- **REQUIRED WORK**
The data below should be printed in full, exactly, and without any of its images.

- **MATERIAL SUPPLIED**
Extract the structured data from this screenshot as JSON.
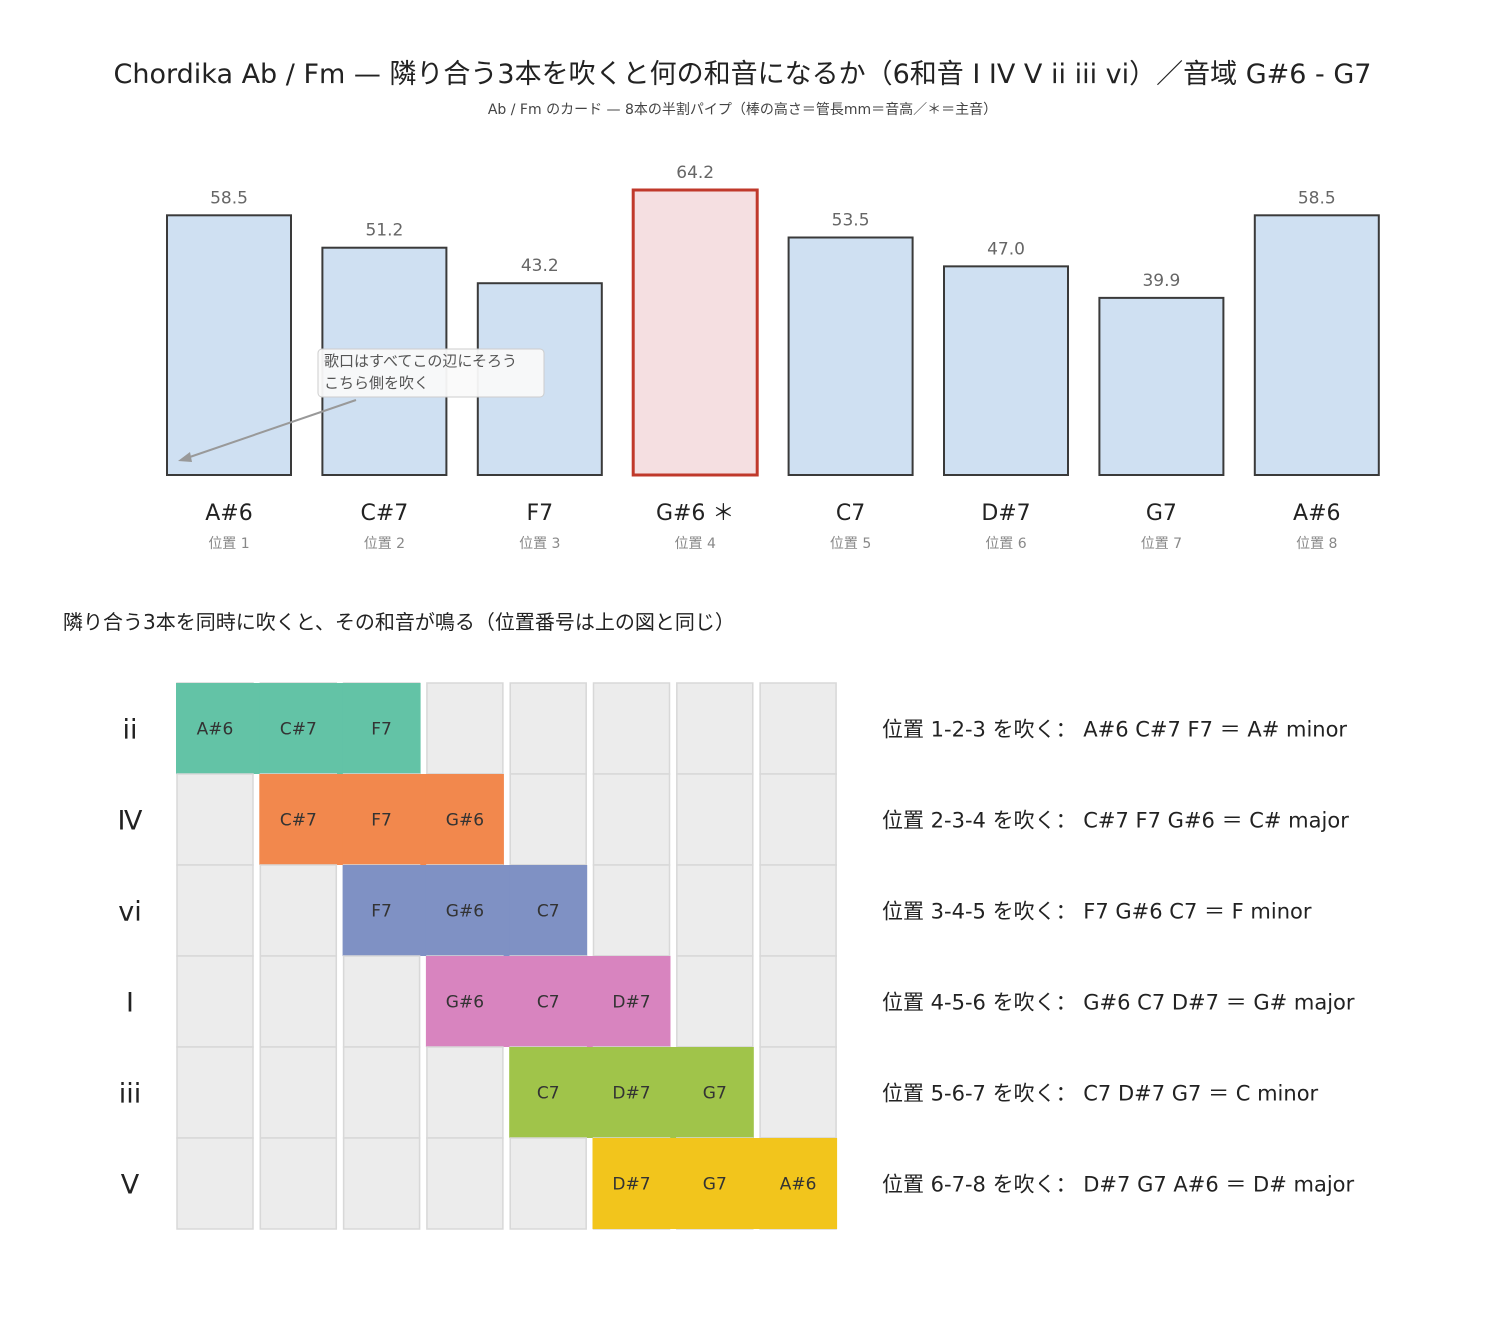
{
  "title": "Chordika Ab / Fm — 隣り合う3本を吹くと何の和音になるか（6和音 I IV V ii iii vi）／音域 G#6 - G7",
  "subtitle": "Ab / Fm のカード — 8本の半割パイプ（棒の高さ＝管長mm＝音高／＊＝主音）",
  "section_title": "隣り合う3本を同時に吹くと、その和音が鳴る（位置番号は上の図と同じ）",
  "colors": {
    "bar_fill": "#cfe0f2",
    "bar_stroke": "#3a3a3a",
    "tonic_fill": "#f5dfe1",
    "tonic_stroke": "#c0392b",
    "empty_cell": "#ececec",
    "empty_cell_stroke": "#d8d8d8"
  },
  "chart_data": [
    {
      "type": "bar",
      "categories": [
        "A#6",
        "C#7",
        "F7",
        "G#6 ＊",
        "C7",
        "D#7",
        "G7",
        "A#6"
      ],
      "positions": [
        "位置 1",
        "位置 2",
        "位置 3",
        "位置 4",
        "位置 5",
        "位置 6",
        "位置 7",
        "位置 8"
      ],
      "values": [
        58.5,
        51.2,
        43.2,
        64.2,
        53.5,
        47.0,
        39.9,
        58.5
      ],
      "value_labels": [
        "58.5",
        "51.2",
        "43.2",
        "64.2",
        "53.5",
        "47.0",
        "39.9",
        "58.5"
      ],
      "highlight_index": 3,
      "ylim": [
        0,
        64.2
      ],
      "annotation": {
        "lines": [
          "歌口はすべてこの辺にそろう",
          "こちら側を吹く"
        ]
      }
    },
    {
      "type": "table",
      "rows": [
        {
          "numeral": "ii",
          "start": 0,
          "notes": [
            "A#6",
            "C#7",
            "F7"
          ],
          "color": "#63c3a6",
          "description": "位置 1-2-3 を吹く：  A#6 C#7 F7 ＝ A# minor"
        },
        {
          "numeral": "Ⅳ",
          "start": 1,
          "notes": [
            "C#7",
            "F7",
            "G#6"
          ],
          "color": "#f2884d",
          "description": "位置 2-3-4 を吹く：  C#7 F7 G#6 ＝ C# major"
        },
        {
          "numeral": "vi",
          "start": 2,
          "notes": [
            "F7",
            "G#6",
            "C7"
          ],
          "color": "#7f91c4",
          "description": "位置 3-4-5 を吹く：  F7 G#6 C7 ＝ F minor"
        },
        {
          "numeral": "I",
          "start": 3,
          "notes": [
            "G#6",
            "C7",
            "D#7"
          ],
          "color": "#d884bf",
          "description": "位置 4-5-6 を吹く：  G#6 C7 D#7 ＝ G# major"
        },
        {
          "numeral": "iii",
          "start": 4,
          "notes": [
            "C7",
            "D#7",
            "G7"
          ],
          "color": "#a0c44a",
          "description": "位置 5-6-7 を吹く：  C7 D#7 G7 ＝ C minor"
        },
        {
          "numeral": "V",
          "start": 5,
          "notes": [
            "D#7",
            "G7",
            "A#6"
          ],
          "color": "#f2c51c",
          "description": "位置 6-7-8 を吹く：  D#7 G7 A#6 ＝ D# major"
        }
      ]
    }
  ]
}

- **IN RESPONSE**
Extract the structured data from this screenshot as JSON.
{
  "title": "Chordika Ab / Fm — 隣り合う3本を吹くと何の和音になるか（6和音 I IV V ii iii vi）／音域 G#6 - G7",
  "subtitle": "Ab / Fm のカード — 8本の半割パイプ（棒の高さ＝管長mm＝音高／＊＝主音）",
  "section_title": "隣り合う3本を同時に吹くと、その和音が鳴る（位置番号は上の図と同じ）",
  "colors": {
    "bar_fill": "#cfe0f2",
    "bar_stroke": "#3a3a3a",
    "tonic_fill": "#f5dfe1",
    "tonic_stroke": "#c0392b",
    "empty_cell": "#ececec",
    "empty_cell_stroke": "#d8d8d8"
  },
  "chart_data": [
    {
      "type": "bar",
      "categories": [
        "A#6",
        "C#7",
        "F7",
        "G#6 ＊",
        "C7",
        "D#7",
        "G7",
        "A#6"
      ],
      "positions": [
        "位置 1",
        "位置 2",
        "位置 3",
        "位置 4",
        "位置 5",
        "位置 6",
        "位置 7",
        "位置 8"
      ],
      "values": [
        58.5,
        51.2,
        43.2,
        64.2,
        53.5,
        47.0,
        39.9,
        58.5
      ],
      "value_labels": [
        "58.5",
        "51.2",
        "43.2",
        "64.2",
        "53.5",
        "47.0",
        "39.9",
        "58.5"
      ],
      "highlight_index": 3,
      "ylim": [
        0,
        64.2
      ],
      "annotation": {
        "lines": [
          "歌口はすべてこの辺にそろう",
          "こちら側を吹く"
        ]
      }
    },
    {
      "type": "table",
      "rows": [
        {
          "numeral": "ii",
          "start": 0,
          "notes": [
            "A#6",
            "C#7",
            "F7"
          ],
          "color": "#63c3a6",
          "description": "位置 1-2-3 を吹く：  A#6 C#7 F7 ＝ A# minor"
        },
        {
          "numeral": "Ⅳ",
          "start": 1,
          "notes": [
            "C#7",
            "F7",
            "G#6"
          ],
          "color": "#f2884d",
          "description": "位置 2-3-4 を吹く：  C#7 F7 G#6 ＝ C# major"
        },
        {
          "numeral": "vi",
          "start": 2,
          "notes": [
            "F7",
            "G#6",
            "C7"
          ],
          "color": "#7f91c4",
          "description": "位置 3-4-5 を吹く：  F7 G#6 C7 ＝ F minor"
        },
        {
          "numeral": "I",
          "start": 3,
          "notes": [
            "G#6",
            "C7",
            "D#7"
          ],
          "color": "#d884bf",
          "description": "位置 4-5-6 を吹く：  G#6 C7 D#7 ＝ G# major"
        },
        {
          "numeral": "iii",
          "start": 4,
          "notes": [
            "C7",
            "D#7",
            "G7"
          ],
          "color": "#a0c44a",
          "description": "位置 5-6-7 を吹く：  C7 D#7 G7 ＝ C minor"
        },
        {
          "numeral": "V",
          "start": 5,
          "notes": [
            "D#7",
            "G7",
            "A#6"
          ],
          "color": "#f2c51c",
          "description": "位置 6-7-8 を吹く：  D#7 G7 A#6 ＝ D# major"
        }
      ]
    }
  ]
}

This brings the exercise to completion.